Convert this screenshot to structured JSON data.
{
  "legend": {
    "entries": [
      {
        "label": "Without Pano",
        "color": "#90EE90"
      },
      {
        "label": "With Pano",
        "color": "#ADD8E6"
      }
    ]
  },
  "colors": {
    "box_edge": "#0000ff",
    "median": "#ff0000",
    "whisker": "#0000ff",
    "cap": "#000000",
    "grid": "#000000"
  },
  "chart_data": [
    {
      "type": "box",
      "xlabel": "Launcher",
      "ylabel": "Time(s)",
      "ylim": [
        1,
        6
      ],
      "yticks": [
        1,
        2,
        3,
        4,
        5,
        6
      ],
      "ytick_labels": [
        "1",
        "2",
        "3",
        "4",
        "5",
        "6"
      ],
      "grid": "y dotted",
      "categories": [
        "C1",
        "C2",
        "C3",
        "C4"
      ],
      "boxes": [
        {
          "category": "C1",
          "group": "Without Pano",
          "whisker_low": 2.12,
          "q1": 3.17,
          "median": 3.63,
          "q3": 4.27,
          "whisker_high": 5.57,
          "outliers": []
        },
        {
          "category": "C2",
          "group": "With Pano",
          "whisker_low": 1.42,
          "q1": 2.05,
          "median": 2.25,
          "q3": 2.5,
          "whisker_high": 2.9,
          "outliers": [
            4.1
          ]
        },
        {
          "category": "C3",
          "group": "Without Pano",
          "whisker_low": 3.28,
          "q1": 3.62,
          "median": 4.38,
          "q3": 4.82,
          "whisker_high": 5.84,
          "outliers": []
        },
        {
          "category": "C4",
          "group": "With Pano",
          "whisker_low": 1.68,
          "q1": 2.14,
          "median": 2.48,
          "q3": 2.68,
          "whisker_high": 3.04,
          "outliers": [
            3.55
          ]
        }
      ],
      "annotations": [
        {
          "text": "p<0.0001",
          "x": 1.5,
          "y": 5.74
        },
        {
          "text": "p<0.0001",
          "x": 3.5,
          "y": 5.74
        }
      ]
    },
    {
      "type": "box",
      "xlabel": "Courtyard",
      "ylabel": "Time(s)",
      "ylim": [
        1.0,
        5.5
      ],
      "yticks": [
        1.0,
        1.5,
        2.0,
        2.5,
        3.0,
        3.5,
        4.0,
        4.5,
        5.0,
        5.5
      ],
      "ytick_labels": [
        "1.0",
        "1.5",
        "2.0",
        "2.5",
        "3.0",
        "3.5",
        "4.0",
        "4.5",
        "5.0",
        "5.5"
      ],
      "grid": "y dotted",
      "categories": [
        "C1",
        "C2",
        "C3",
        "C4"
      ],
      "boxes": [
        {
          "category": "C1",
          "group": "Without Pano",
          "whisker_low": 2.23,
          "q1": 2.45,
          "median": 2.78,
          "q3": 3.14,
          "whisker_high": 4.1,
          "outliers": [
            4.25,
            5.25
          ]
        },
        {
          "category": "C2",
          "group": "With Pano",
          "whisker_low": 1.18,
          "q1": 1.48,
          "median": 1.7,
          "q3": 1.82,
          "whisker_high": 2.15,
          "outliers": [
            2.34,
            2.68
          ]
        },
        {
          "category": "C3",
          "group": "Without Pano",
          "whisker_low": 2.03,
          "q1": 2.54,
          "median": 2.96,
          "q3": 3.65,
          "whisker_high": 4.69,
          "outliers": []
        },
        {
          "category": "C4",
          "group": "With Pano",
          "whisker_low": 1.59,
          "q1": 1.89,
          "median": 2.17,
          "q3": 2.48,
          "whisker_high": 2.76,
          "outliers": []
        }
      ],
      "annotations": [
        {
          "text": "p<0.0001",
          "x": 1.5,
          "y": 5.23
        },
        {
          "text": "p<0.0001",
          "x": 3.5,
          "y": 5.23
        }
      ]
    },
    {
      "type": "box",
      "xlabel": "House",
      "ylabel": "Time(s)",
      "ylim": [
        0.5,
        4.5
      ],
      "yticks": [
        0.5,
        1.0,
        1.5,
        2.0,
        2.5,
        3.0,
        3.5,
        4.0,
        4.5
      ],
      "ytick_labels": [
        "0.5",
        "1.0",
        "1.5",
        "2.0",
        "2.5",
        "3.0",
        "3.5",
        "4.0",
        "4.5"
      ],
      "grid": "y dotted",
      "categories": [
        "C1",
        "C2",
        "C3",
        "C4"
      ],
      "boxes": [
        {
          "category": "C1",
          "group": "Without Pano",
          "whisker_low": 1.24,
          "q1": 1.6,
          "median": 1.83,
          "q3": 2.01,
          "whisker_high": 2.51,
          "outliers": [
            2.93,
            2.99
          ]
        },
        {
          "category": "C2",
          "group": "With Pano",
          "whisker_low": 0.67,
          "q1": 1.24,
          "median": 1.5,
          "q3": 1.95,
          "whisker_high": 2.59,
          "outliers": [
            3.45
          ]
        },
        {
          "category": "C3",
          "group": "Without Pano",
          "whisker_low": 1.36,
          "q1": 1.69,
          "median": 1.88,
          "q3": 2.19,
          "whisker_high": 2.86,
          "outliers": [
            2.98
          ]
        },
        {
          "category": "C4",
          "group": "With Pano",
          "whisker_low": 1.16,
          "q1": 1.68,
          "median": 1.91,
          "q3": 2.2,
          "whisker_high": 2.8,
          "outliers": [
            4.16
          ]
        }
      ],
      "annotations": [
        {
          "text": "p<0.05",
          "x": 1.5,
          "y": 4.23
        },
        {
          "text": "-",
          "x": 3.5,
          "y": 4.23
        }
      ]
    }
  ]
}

────

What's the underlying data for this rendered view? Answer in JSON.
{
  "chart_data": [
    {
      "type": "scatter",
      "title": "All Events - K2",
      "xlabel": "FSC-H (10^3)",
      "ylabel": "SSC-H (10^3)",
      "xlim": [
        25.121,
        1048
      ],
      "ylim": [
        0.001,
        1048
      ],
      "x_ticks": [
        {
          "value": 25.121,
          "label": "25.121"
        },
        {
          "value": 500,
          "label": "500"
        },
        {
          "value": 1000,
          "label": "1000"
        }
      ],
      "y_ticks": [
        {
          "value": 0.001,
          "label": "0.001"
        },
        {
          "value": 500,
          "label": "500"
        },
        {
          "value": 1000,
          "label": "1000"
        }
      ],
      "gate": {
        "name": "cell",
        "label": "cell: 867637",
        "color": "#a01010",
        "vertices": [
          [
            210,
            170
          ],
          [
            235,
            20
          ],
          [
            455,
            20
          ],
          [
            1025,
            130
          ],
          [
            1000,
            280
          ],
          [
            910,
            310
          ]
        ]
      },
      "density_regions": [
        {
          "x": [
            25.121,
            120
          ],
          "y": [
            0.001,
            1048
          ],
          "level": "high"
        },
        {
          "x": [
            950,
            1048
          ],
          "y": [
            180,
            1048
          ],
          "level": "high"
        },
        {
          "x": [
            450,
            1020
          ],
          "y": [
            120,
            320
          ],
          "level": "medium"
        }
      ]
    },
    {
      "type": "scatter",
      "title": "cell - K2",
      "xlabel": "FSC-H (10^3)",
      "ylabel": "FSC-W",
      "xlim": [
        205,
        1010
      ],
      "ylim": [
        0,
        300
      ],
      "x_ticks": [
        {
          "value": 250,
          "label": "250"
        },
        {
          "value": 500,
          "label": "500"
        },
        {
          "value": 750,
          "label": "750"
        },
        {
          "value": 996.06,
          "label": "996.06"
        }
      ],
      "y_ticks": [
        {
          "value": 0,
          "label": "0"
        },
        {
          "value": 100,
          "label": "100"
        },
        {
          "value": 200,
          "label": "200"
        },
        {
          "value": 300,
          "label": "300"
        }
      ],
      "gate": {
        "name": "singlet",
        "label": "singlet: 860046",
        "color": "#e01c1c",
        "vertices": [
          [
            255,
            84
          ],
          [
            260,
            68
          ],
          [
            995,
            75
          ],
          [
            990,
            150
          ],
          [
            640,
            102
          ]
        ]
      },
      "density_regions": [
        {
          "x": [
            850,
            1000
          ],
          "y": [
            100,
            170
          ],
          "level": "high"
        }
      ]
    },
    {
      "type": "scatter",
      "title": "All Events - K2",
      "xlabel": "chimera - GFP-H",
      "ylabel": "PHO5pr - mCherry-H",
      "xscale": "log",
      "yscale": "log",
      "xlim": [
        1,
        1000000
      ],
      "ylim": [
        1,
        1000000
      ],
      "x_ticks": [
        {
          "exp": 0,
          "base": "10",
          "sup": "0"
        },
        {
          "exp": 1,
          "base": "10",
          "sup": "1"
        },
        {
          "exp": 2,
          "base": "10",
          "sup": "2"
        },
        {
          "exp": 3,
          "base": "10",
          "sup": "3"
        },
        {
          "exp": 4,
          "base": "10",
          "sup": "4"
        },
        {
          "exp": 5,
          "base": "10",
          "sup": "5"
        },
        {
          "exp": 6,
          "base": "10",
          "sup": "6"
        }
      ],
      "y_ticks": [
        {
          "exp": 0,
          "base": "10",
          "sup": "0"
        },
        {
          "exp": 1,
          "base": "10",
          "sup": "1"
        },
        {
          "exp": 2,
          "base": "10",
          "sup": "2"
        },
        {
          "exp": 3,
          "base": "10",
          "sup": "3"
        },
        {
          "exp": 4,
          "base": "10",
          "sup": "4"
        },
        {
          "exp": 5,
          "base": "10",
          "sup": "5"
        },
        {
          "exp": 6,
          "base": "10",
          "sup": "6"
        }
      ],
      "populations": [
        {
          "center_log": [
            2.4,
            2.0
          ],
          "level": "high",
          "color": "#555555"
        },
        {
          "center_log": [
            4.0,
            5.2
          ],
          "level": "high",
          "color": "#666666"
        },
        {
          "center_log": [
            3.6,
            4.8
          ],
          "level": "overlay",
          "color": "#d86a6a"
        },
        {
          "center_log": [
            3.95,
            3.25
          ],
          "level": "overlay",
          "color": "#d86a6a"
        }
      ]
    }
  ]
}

────

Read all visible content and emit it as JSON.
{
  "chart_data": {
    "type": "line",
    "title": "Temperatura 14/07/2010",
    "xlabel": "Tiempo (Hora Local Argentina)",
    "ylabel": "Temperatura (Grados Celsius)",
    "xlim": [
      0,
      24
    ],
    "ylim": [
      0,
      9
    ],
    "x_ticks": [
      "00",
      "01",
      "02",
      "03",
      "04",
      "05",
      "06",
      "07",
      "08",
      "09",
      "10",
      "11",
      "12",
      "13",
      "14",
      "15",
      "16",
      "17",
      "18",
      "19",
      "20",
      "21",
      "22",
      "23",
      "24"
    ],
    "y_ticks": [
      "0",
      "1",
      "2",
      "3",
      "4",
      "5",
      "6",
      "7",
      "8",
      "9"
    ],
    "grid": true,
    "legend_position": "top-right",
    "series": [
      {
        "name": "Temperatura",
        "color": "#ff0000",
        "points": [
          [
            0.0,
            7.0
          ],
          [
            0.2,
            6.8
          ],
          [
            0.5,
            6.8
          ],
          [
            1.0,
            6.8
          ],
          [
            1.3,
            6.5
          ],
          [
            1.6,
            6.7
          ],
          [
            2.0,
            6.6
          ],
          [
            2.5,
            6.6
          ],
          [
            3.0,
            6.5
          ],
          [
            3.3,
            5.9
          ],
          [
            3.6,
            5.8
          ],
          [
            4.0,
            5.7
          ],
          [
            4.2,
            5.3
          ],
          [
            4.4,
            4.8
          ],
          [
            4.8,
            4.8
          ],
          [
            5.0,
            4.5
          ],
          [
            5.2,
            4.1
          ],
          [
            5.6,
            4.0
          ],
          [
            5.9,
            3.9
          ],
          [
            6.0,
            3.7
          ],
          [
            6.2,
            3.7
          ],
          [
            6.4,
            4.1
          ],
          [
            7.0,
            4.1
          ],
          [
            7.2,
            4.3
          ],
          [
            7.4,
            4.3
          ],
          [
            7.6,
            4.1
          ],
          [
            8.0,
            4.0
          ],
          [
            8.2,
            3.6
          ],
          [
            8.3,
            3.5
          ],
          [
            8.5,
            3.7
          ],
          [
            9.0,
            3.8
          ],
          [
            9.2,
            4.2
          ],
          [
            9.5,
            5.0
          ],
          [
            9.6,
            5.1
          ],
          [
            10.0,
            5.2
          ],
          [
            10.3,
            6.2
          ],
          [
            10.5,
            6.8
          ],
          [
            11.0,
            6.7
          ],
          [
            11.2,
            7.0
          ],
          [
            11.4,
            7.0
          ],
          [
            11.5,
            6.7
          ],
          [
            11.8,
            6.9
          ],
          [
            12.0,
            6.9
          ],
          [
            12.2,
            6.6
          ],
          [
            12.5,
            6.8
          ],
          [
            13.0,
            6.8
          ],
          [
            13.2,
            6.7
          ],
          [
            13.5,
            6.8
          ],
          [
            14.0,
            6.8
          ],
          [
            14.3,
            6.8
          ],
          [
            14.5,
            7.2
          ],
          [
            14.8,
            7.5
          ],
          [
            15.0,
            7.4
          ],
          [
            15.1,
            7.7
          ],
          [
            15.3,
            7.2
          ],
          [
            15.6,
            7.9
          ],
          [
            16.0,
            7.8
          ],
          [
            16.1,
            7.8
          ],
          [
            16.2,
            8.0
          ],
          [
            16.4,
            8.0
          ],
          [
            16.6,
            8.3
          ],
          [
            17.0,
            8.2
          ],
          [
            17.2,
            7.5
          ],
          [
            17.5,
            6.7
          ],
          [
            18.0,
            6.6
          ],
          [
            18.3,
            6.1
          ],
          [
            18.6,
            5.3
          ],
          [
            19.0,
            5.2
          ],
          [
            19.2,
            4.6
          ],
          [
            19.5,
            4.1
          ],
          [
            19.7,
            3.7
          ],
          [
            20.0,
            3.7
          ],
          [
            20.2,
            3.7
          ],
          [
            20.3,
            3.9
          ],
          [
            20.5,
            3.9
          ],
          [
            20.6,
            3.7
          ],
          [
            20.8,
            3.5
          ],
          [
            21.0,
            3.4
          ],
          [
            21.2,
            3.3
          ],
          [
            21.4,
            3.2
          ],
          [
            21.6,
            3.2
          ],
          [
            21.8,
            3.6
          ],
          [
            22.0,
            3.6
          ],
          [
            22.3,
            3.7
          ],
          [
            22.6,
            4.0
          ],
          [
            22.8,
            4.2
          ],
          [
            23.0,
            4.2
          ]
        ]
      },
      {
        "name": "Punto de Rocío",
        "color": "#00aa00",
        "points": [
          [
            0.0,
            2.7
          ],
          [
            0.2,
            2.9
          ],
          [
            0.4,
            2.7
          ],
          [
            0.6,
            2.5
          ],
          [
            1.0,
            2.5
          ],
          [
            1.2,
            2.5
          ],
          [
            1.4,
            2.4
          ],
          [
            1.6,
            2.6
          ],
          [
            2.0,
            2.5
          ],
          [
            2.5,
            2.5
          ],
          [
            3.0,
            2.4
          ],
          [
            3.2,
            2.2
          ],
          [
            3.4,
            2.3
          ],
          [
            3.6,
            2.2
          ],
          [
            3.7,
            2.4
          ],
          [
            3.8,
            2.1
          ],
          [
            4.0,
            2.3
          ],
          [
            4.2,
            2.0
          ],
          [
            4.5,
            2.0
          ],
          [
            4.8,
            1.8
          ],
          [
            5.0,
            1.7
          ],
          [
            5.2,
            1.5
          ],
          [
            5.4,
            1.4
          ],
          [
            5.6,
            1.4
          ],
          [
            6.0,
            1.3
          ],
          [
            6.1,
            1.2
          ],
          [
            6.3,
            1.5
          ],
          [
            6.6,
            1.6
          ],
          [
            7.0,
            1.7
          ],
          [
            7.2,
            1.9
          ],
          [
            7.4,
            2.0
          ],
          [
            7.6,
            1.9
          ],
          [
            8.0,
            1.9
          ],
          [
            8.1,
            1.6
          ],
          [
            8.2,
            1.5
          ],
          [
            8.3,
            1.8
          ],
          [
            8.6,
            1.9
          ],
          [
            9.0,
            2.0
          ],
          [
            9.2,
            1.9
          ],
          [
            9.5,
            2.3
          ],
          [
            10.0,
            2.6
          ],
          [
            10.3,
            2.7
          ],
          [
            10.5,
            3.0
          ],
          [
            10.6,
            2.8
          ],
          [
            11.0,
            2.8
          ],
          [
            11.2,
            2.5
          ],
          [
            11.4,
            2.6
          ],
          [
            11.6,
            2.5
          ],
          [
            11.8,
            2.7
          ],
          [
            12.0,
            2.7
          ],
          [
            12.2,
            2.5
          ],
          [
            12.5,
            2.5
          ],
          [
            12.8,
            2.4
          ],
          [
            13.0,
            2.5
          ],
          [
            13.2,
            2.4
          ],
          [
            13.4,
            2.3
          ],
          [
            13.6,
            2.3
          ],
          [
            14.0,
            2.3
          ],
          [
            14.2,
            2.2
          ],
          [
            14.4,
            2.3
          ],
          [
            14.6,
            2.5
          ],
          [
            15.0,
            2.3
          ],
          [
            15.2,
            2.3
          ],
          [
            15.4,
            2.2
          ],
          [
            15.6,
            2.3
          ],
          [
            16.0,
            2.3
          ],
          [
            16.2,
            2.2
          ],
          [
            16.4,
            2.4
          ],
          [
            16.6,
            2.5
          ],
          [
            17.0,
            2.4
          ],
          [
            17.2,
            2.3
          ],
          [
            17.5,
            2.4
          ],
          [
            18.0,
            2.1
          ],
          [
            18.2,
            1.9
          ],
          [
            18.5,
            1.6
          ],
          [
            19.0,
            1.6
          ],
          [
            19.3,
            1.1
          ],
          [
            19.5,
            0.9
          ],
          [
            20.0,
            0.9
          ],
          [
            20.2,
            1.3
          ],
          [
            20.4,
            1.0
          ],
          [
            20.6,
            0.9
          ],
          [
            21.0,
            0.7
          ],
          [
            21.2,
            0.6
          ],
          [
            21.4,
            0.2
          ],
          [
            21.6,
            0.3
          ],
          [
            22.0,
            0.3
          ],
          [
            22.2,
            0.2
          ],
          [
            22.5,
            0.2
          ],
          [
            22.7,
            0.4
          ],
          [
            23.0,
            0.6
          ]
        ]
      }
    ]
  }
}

────

__What to work on__
Look through the data and show every line containing "xlabel".

__Complete output__
      "xlabel": "Launcher",
      "xlabel": "Courtyard",
      "xlabel": "House",
      "xlabel": "FSC-H (10^3)",
      "xlabel": "FSC-H (10^3)",
      "xlabel": "chimera - GFP-H",
    "xlabel": "Tiempo (Hora Local Argentina)",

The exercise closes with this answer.